(Visual layout annotation data)
= = = = = = =
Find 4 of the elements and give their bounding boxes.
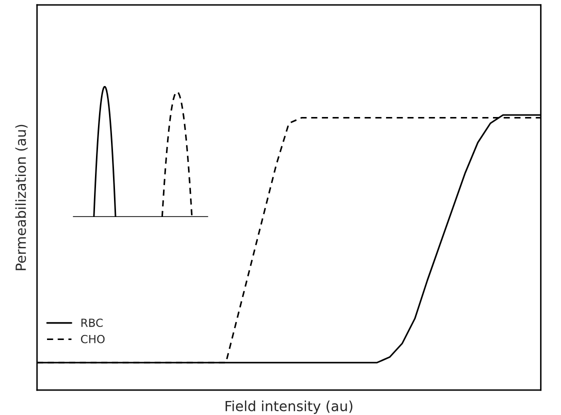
legend-label: RBC <box>81 318 103 327</box>
y-axis-title: Permeabilization (au) <box>15 124 28 270</box>
x-axis-title: Field intensity (au) <box>226 400 352 414</box>
legend-label: CHO <box>80 334 105 344</box>
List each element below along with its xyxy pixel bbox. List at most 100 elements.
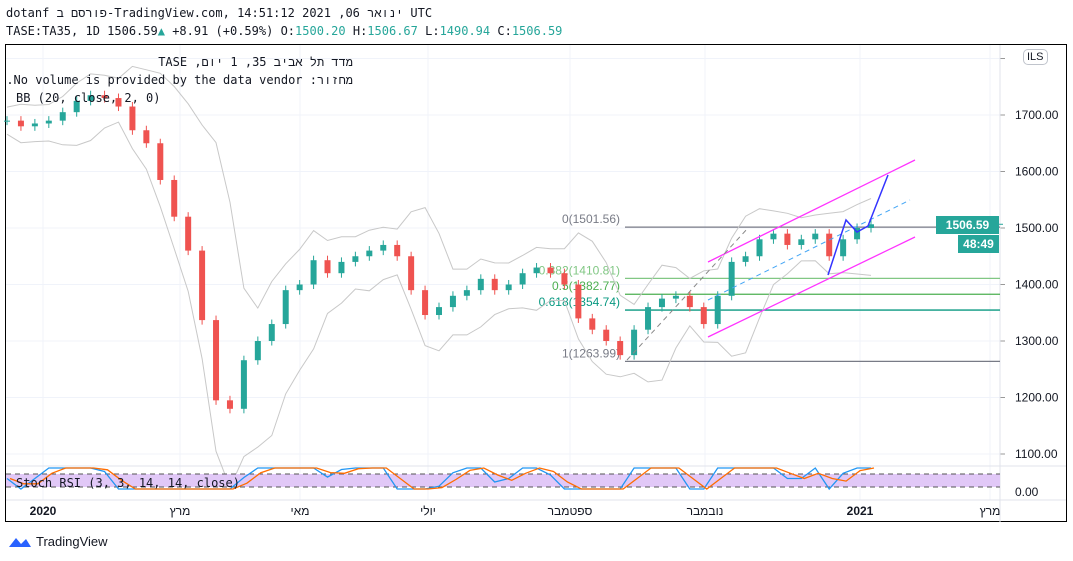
candle-body: [157, 143, 164, 180]
candle-body: [101, 95, 108, 99]
last-price-label: 1506.59: [936, 216, 999, 234]
legend-title: מדד תל אביב 35, 1 יום, TASE: [158, 55, 353, 69]
fib-level-label: 0.382(1410.81): [539, 263, 620, 277]
candle-body: [519, 273, 526, 285]
high-label: H:: [352, 24, 368, 38]
candle-body: [115, 98, 122, 107]
symbol-ohlc: TASE:TA35, 1D 1506.59▲ +8.91 (+0.59%) O:…: [6, 24, 562, 38]
fib-level-label: 0.5(1382.77): [552, 279, 620, 293]
candle-body: [617, 341, 624, 356]
candle-body: [505, 284, 512, 291]
candle-body: [589, 318, 596, 330]
candle-body: [324, 260, 331, 274]
candle-body: [784, 233, 791, 245]
candle-body: [394, 244, 401, 257]
brand-name: TradingView: [36, 534, 108, 549]
chart-frame: [5, 44, 1067, 522]
candle-body: [561, 273, 568, 285]
candle-body: [672, 295, 679, 299]
low-value: 1490.94: [439, 24, 491, 38]
candle-body: [854, 228, 861, 240]
channel-upper-line: [707, 159, 916, 263]
candle-body: [603, 329, 610, 341]
candle-body: [240, 360, 247, 409]
tradingview-logo-icon: [9, 537, 31, 547]
y-tick-label: 1600.00: [1015, 165, 1059, 179]
y-tick-label: 1700.00: [1015, 108, 1059, 122]
fib-level-label: 1(1263.99): [562, 346, 620, 360]
candle-body: [17, 120, 24, 127]
low-label: L:: [425, 24, 440, 38]
y-tick-label: 1100.00: [1015, 447, 1058, 461]
candle-body: [742, 256, 749, 262]
candle-body: [477, 278, 484, 291]
candle-body: [185, 216, 192, 251]
candle-body: [31, 123, 38, 127]
candle-body: [812, 233, 819, 240]
candle-body: [700, 307, 707, 325]
candle-body: [366, 250, 373, 257]
candle-body: [171, 179, 178, 217]
candle-body: [129, 106, 136, 131]
candle-body: [658, 298, 665, 308]
bb-lower-band: [6, 121, 872, 489]
x-tick-label: מאי: [291, 504, 310, 518]
x-tick-label: ספטמבר: [548, 504, 593, 518]
candle-body: [547, 267, 554, 274]
candle-body: [491, 278, 498, 291]
y-tick-label: 1500.00: [1015, 221, 1059, 235]
candle-body: [87, 95, 94, 101]
candle-body: [199, 250, 206, 321]
x-tick-label: מרץ: [170, 504, 191, 518]
candle-body: [254, 341, 261, 361]
candle-body: [686, 295, 693, 308]
candle-body: [756, 239, 763, 257]
candle-body: [575, 284, 582, 319]
up-arrow-icon: ▲: [157, 24, 165, 38]
bar-countdown: 48:49: [958, 235, 999, 253]
high-value: 1506.67: [367, 24, 418, 38]
publish-info: dotanf פורסם ב-TradingView.com, ינואר 06…: [6, 6, 433, 20]
candle-body: [714, 295, 721, 325]
candle-body: [436, 307, 442, 316]
candle-body: [352, 256, 359, 262]
close-label: C:: [497, 24, 512, 38]
fib-trend-line: [626, 227, 749, 361]
candle-body: [380, 244, 387, 251]
candle-body: [268, 324, 275, 341]
candle-body: [533, 267, 540, 274]
x-tick-label: מרץ: [980, 504, 1001, 518]
candle-body: [463, 290, 470, 296]
x-tick-label: 2021: [847, 504, 874, 518]
candle-body: [282, 290, 289, 325]
candle-body: [338, 261, 345, 274]
legend-stoch-rsi[interactable]: Stoch RSI (3, 3, 14, 14, close): [16, 476, 240, 490]
candle-body: [59, 112, 66, 121]
legend-bb[interactable]: BB (20, close, 2, 0): [16, 91, 161, 105]
legend-volume: מחזור: No volume is provided by the data…: [6, 73, 353, 87]
x-tick-label: יולי: [420, 504, 436, 518]
change: +8.91 (+0.59%): [172, 24, 274, 38]
candle-body: [798, 239, 805, 245]
candle-body: [408, 256, 415, 291]
tradingview-logo[interactable]: TradingView: [8, 534, 108, 549]
projection-line: [827, 174, 889, 276]
candle-body: [770, 233, 777, 240]
bb-upper-band: [6, 65, 872, 310]
candle-body: [4, 120, 10, 122]
open-value: 1500.20: [295, 24, 346, 38]
stoch-tick-label: 0.00: [1015, 485, 1039, 499]
close-value: 1506.59: [511, 24, 563, 38]
candle-body: [310, 260, 317, 285]
y-tick-label: 1400.00: [1015, 278, 1059, 292]
candle-body: [226, 400, 233, 409]
channel-lower-line: [707, 236, 916, 338]
candle-body: [45, 120, 52, 124]
symbol: TASE:TA35, 1D 1506.59: [6, 24, 158, 38]
y-tick-label: 1300.00: [1015, 334, 1059, 348]
currency-badge[interactable]: ILS: [1023, 49, 1048, 65]
candle-body: [449, 295, 456, 308]
candle-body: [143, 130, 150, 144]
candle-body: [422, 290, 429, 316]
= = = = = = =
What is required: Render the whole listing above as a Markdown table with the columns No. and Line, one numbered row per line. Skip blank lines and leave out the pictures.

Completed exercise:
| No. | Line |
|---|---|
| 1 | Find 4 of the elements and give their bounding boxes. |
| 2 | legend-label: RBC <box>81 318 103 327</box> |
| 3 | y-axis-title: Permeabilization (au) <box>15 124 28 270</box> |
| 4 | x-axis-title: Field intensity (au) <box>226 400 352 414</box> |
| 5 | legend-label: CHO <box>80 334 105 344</box> |
| 6 | List each element below along with its xyxy pixel bbox. List at most 100 elements. |
| 7 | candle-body: [157, 143, 164, 180] |
| 8 | candle-body: [101, 95, 108, 99] |
| 9 | last-price-label: 1506.59: [936, 216, 999, 234] |
| 10 | legend-title: מדד תל אביב 35, 1 יום, TASE: [158, 55, 353, 69] |
| 11 | fib-level-label: 0.382(1410.81): [539, 263, 620, 277] |
| 12 | candle-body: [519, 273, 526, 285] |
| 13 | high-label: H:: [352, 24, 368, 38] |
| 14 | candle-body: [115, 98, 122, 107] |
| 15 | symbol-ohlc: TASE:TA35, 1D 1506.59▲ +8.91 (+0.59%) O:…: [6, 24, 562, 38] |
| 16 | fib-level-label: 0.5(1382.77): [552, 279, 620, 293] |
| 17 | candle-body: [617, 341, 624, 356] |
| 18 | candle-body: [505, 284, 512, 291] |
| 19 | candle-body: [589, 318, 596, 330] |
| 20 | candle-body: [324, 260, 331, 274] |
| 21 | candle-body: [784, 233, 791, 245] |
| 22 | candle-body: [394, 244, 401, 257] |
| 23 | brand-name: TradingView: [36, 534, 108, 549] |
| 24 | chart-frame: [5, 44, 1067, 522] |
| 25 | candle-body: [561, 273, 568, 285] |
| 26 | candle-body: [672, 295, 679, 299] |
| 27 | low-value: 1490.94: [439, 24, 491, 38] |
| 28 | candle-body: [854, 228, 861, 240] |
| 29 | channel-upper-line: [707, 159, 916, 263] |
| 30 | candle-body: [603, 329, 610, 341] |
| 31 | candle-body: [240, 360, 247, 409] |
| 32 | tradingview-logo-icon: [9, 537, 31, 547] |
| 33 | y-tick-label: 1600.00: [1015, 165, 1059, 179] |
| 34 | y-tick-label: 1700.00: [1015, 108, 1059, 122] |
| 35 | fib-level-label: 1(1263.99): [562, 346, 620, 360] |
| 36 | candle-body: [17, 120, 24, 127] |
| 37 | low-label: L:: [425, 24, 440, 38] |
| 38 | y-tick-label: 1100.00: [1015, 447, 1058, 461] |
| 39 | candle-body: [742, 256, 749, 262] |
| 40 | candle-body: [477, 278, 484, 291] |
| 41 | candle-body: [185, 216, 192, 251] |
| 42 | candle-body: [31, 123, 38, 127] |
| 43 | candle-body: [812, 233, 819, 240] |
| 44 | candle-body: [700, 307, 707, 325] |
| 45 | candle-body: [366, 250, 373, 257] |
| 46 | candle-body: [171, 179, 178, 217] |
| 47 | candle-body: [129, 106, 136, 131] |
| 48 | candle-body: [658, 298, 665, 308] |
| 49 | bb-lower-band: [6, 121, 872, 489] |
| 50 | x-tick-label: מאי: [291, 504, 310, 518] |
| 51 | x-tick-label: ספטמבר: [548, 504, 593, 518] |
| 52 | candle-body: [547, 267, 554, 274] |
| 53 | candle-body: [491, 278, 498, 291] |
| 54 | y-tick-label: 1500.00: [1015, 221, 1059, 235] |
| 55 | candle-body: [87, 95, 94, 101] |
| 56 | candle-body: [199, 250, 206, 321] |
| 57 | x-tick-label: מרץ: [170, 504, 191, 518] |
| 58 | candle-body: [254, 341, 261, 361] |
| 59 | candle-body: [686, 295, 693, 308] |
| 60 | candle-body: [756, 239, 763, 257] |
| 61 | candle-body: [575, 284, 582, 319] |
| 62 | up-arrow-icon: ▲: [157, 24, 165, 38] |
| 63 | bar-countdown: 48:49: [958, 235, 999, 253] |
| 64 | high-value: 1506.67: [367, 24, 418, 38] |
| 65 | publish-info: dotanf פורסם ב-TradingView.com, ינואר 06…: [6, 6, 433, 20] |
| 66 | candle-body: [714, 295, 721, 325] |
| 67 | candle-body: [436, 307, 442, 316] |
| 68 | candle-body: [352, 256, 359, 262] |
| 69 | close-label: C:: [497, 24, 512, 38] |
| 70 | fib-trend-line: [626, 227, 749, 361] |
| 71 | candle-body: [380, 244, 387, 251] |
| 72 | candle-body: [268, 324, 275, 341] |
| 73 | candle-body: [533, 267, 540, 274] |
| 74 | x-tick-label: מרץ: [980, 504, 1001, 518] |
| 75 | candle-body: [463, 290, 470, 296] |
| 76 | x-tick-label: 2021: [847, 504, 874, 518] |
| 77 | candle-body: [282, 290, 289, 325] |
| 78 | candle-body: [338, 261, 345, 274] |
| 79 | legend-stoch-rsi[interactable]: Stoch RSI (3, 3, 14, 14, close): [16, 476, 240, 490] |
| 80 | candle-body: [59, 112, 66, 121] |
| 81 | legend-bb[interactable]: BB (20, close, 2, 0): [16, 91, 161, 105] |
| 82 | legend-volume: מחזור: No volume is provided by the data…: [6, 73, 353, 87] |
| 83 | x-tick-label: יולי: [420, 504, 436, 518] |
| 84 | change: +8.91 (+0.59%): [172, 24, 274, 38] |
| 85 | candle-body: [798, 239, 805, 245] |
| 86 | candle-body: [408, 256, 415, 291] |
| 87 | tradingview-logo[interactable]: TradingView: [8, 534, 108, 549] |
| 88 | projection-line: [827, 174, 889, 276] |
| 89 | candle-body: [770, 233, 777, 240] |
| 90 | bb-upper-band: [6, 65, 872, 310] |
| 91 | candle-body: [4, 120, 10, 122] |
| 92 | open-value: 1500.20: [295, 24, 346, 38] |
| 93 | stoch-tick-label: 0.00: [1015, 485, 1039, 499] |
| 94 | close-value: 1506.59: [511, 24, 563, 38] |
| 95 | candle-body: [310, 260, 317, 285] |
| 96 | y-tick-label: 1400.00: [1015, 278, 1059, 292] |
| 97 | candle-body: [226, 400, 233, 409] |
| 98 | channel-lower-line: [707, 236, 916, 338] |
| 99 | candle-body: [45, 120, 52, 124] |
| 100 | symbol: TASE:TA35, 1D 1506.59: [6, 24, 158, 38] |
| 101 | y-tick-label: 1300.00: [1015, 334, 1059, 348] |
| 102 | currency-badge[interactable]: ILS: [1023, 49, 1048, 65] |
| 103 | candle-body: [449, 295, 456, 308] |
| 104 | candle-body: [143, 130, 150, 144] |
| 105 | candle-body: [422, 290, 429, 316] |